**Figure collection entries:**
= = =
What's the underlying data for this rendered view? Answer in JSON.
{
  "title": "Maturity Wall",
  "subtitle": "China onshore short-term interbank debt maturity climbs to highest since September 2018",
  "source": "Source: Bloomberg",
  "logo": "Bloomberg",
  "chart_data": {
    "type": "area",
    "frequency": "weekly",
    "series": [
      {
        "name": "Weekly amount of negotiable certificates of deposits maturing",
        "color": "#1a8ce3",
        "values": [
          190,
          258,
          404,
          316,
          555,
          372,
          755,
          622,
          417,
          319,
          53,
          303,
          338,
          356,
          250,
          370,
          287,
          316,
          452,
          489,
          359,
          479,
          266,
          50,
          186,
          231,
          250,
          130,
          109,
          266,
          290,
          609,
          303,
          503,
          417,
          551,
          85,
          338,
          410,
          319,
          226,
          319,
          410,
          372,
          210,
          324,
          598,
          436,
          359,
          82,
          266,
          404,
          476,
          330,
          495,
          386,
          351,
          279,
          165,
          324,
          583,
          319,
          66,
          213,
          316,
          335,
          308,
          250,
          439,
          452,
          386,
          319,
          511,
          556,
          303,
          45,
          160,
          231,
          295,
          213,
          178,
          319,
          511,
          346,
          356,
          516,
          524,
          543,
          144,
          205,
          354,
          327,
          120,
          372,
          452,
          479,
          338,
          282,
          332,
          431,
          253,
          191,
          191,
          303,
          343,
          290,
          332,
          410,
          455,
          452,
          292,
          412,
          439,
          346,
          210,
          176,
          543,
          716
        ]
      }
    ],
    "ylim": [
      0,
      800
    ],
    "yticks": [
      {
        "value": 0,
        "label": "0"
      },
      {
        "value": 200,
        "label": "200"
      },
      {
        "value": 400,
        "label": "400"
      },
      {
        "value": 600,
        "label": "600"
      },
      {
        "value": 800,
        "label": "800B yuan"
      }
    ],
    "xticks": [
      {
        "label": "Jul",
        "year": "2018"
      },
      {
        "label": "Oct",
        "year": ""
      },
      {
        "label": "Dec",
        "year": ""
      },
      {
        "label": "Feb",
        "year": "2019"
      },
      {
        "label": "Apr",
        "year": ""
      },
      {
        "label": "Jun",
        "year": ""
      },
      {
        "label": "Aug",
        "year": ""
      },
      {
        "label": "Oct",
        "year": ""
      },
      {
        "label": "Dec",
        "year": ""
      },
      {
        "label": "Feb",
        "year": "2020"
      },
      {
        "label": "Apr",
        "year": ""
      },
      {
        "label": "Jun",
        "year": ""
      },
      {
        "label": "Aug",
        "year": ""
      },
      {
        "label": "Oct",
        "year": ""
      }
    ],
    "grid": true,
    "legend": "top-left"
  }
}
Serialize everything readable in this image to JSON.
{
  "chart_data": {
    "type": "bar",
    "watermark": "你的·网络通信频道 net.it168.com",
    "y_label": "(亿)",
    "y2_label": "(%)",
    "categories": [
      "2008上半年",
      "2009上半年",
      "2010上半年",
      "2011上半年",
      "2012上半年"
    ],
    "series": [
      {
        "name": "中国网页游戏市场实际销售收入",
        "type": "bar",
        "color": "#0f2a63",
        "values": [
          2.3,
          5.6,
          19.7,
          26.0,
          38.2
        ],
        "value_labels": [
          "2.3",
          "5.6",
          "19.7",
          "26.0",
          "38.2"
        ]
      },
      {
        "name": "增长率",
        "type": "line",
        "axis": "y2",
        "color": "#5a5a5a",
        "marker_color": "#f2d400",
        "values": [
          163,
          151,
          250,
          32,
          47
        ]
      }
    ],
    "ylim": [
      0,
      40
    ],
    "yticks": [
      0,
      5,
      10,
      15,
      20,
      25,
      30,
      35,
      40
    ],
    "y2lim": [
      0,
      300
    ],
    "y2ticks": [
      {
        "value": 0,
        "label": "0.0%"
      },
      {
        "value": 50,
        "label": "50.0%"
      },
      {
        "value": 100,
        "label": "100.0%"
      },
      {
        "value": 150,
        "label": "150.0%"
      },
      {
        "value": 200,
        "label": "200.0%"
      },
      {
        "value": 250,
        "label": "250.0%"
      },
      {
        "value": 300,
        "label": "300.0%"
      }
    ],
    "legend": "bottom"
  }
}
= = =
**What you have to do:**
Find all lines where the word "name" appears. Copy them.

**Expected answer:**
        "name": "Weekly amount of negotiable certificates of deposits maturing",
        "name": "中国网页游戏市场实际销售收入",
        "name": "增长率",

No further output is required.